• [Exercise directions] Copy out all the records, word for word.
+===+
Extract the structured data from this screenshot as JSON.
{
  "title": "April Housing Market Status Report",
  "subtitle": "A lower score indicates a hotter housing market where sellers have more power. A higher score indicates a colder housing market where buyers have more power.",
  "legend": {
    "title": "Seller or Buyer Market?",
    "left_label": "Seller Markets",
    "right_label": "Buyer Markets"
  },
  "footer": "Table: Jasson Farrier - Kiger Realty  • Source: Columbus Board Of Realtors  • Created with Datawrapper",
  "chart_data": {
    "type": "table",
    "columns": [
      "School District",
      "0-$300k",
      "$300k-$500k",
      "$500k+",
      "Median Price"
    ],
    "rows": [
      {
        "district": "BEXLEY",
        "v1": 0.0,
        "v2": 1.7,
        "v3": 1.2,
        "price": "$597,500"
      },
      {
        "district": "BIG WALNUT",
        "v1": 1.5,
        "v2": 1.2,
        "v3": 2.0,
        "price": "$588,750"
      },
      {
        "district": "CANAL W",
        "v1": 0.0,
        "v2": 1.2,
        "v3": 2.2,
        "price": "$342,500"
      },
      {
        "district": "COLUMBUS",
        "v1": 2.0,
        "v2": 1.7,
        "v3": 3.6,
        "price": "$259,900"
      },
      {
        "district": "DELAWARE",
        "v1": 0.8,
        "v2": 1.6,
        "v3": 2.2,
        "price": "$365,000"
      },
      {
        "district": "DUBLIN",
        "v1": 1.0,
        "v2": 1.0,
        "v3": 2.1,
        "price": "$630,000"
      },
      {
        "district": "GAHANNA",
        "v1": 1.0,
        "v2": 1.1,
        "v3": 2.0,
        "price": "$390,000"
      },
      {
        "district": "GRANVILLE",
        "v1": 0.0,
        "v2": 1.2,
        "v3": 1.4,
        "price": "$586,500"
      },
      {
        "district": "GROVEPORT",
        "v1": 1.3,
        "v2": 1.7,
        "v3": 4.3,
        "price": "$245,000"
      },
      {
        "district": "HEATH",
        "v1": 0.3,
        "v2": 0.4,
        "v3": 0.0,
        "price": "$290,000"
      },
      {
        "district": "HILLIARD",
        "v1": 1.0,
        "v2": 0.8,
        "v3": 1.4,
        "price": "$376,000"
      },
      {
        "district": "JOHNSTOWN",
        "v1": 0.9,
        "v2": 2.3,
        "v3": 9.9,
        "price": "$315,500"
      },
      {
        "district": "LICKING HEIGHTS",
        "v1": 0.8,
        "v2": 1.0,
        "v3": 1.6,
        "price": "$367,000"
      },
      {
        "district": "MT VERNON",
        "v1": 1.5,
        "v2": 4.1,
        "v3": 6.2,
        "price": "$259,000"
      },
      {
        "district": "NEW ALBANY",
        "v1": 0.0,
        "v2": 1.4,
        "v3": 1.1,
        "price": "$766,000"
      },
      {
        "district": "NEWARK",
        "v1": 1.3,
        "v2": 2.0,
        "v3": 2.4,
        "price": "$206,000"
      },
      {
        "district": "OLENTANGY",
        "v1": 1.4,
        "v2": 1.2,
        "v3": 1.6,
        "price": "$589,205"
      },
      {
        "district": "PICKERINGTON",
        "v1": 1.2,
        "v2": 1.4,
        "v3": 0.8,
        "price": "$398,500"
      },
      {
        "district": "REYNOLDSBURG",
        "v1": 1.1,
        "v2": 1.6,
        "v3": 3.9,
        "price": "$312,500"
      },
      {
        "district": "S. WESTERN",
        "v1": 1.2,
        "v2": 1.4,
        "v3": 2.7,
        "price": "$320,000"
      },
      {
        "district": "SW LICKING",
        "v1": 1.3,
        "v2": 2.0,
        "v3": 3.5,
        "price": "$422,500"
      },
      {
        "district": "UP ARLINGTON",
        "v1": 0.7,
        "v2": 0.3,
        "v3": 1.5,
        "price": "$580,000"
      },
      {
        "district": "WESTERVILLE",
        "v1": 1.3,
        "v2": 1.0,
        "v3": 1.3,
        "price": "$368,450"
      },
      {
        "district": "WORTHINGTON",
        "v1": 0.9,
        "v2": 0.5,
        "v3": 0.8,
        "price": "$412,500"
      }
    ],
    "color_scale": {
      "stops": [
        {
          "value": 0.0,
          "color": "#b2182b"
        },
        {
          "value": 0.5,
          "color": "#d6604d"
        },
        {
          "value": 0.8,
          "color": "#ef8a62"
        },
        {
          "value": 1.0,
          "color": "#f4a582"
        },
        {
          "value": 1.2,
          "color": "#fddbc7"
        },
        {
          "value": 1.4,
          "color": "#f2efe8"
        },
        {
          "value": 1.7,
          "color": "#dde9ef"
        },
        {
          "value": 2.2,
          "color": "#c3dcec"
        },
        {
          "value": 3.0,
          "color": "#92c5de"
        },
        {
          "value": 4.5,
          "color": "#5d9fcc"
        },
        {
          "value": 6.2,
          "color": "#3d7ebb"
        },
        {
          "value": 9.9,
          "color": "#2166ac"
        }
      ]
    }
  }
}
+===+
• [Result]
Extract the structured data from this screenshot as JSON.
{
  "title": "April Housing Market Status Report",
  "subtitle": "A lower score indicates a hotter housing market where sellers have more power. A higher score indicates a colder housing market where buyers have more power.",
  "legend": {
    "title": "Seller or Buyer Market?",
    "left_label": "Seller Markets",
    "right_label": "Buyer Markets"
  },
  "footer": "Table: Jasson Farrier - Kiger Realty  • Source: Columbus Board Of Realtors  • Created with Datawrapper",
  "chart_data": {
    "type": "table",
    "columns": [
      "School District",
      "0-$300k",
      "$300k-$500k",
      "$500k+",
      "Median Price"
    ],
    "rows": [
      {
        "district": "BEXLEY",
        "v1": 0.0,
        "v2": 1.7,
        "v3": 1.2,
        "price": "$597,500"
      },
      {
        "district": "BIG WALNUT",
        "v1": 1.5,
        "v2": 1.2,
        "v3": 2.0,
        "price": "$588,750"
      },
      {
        "district": "CANAL W",
        "v1": 0.0,
        "v2": 1.2,
        "v3": 2.2,
        "price": "$342,500"
      },
      {
        "district": "COLUMBUS",
        "v1": 2.0,
        "v2": 1.7,
        "v3": 3.6,
        "price": "$259,900"
      },
      {
        "district": "DELAWARE",
        "v1": 0.8,
        "v2": 1.6,
        "v3": 2.2,
        "price": "$365,000"
      },
      {
        "district": "DUBLIN",
        "v1": 1.0,
        "v2": 1.0,
        "v3": 2.1,
        "price": "$630,000"
      },
      {
        "district": "GAHANNA",
        "v1": 1.0,
        "v2": 1.1,
        "v3": 2.0,
        "price": "$390,000"
      },
      {
        "district": "GRANVILLE",
        "v1": 0.0,
        "v2": 1.2,
        "v3": 1.4,
        "price": "$586,500"
      },
      {
        "district": "GROVEPORT",
        "v1": 1.3,
        "v2": 1.7,
        "v3": 4.3,
        "price": "$245,000"
      },
      {
        "district": "HEATH",
        "v1": 0.3,
        "v2": 0.4,
        "v3": 0.0,
        "price": "$290,000"
      },
      {
        "district": "HILLIARD",
        "v1": 1.0,
        "v2": 0.8,
        "v3": 1.4,
        "price": "$376,000"
      },
      {
        "district": "JOHNSTOWN",
        "v1": 0.9,
        "v2": 2.3,
        "v3": 9.9,
        "price": "$315,500"
      },
      {
        "district": "LICKING HEIGHTS",
        "v1": 0.8,
        "v2": 1.0,
        "v3": 1.6,
        "price": "$367,000"
      },
      {
        "district": "MT VERNON",
        "v1": 1.5,
        "v2": 4.1,
        "v3": 6.2,
        "price": "$259,000"
      },
      {
        "district": "NEW ALBANY",
        "v1": 0.0,
        "v2": 1.4,
        "v3": 1.1,
        "price": "$766,000"
      },
      {
        "district": "NEWARK",
        "v1": 1.3,
        "v2": 2.0,
        "v3": 2.4,
        "price": "$206,000"
      },
      {
        "district": "OLENTANGY",
        "v1": 1.4,
        "v2": 1.2,
        "v3": 1.6,
        "price": "$589,205"
      },
      {
        "district": "PICKERINGTON",
        "v1": 1.2,
        "v2": 1.4,
        "v3": 0.8,
        "price": "$398,500"
      },
      {
        "district": "REYNOLDSBURG",
        "v1": 1.1,
        "v2": 1.6,
        "v3": 3.9,
        "price": "$312,500"
      },
      {
        "district": "S. WESTERN",
        "v1": 1.2,
        "v2": 1.4,
        "v3": 2.7,
        "price": "$320,000"
      },
      {
        "district": "SW LICKING",
        "v1": 1.3,
        "v2": 2.0,
        "v3": 3.5,
        "price": "$422,500"
      },
      {
        "district": "UP ARLINGTON",
        "v1": 0.7,
        "v2": 0.3,
        "v3": 1.5,
        "price": "$580,000"
      },
      {
        "district": "WESTERVILLE",
        "v1": 1.3,
        "v2": 1.0,
        "v3": 1.3,
        "price": "$368,450"
      },
      {
        "district": "WORTHINGTON",
        "v1": 0.9,
        "v2": 0.5,
        "v3": 0.8,
        "price": "$412,500"
      }
    ],
    "color_scale": {
      "stops": [
        {
          "value": 0.0,
          "color": "#b2182b"
        },
        {
          "value": 0.5,
          "color": "#d6604d"
        },
        {
          "value": 0.8,
          "color": "#ef8a62"
        },
        {
          "value": 1.0,
          "color": "#f4a582"
        },
        {
          "value": 1.2,
          "color": "#fddbc7"
        },
        {
          "value": 1.4,
          "color": "#f2efe8"
        },
        {
          "value": 1.7,
          "color": "#dde9ef"
        },
        {
          "value": 2.2,
          "color": "#c3dcec"
        },
        {
          "value": 3.0,
          "color": "#92c5de"
        },
        {
          "value": 4.5,
          "color": "#5d9fcc"
        },
        {
          "value": 6.2,
          "color": "#3d7ebb"
        },
        {
          "value": 9.9,
          "color": "#2166ac"
        }
      ]
    }
  }
}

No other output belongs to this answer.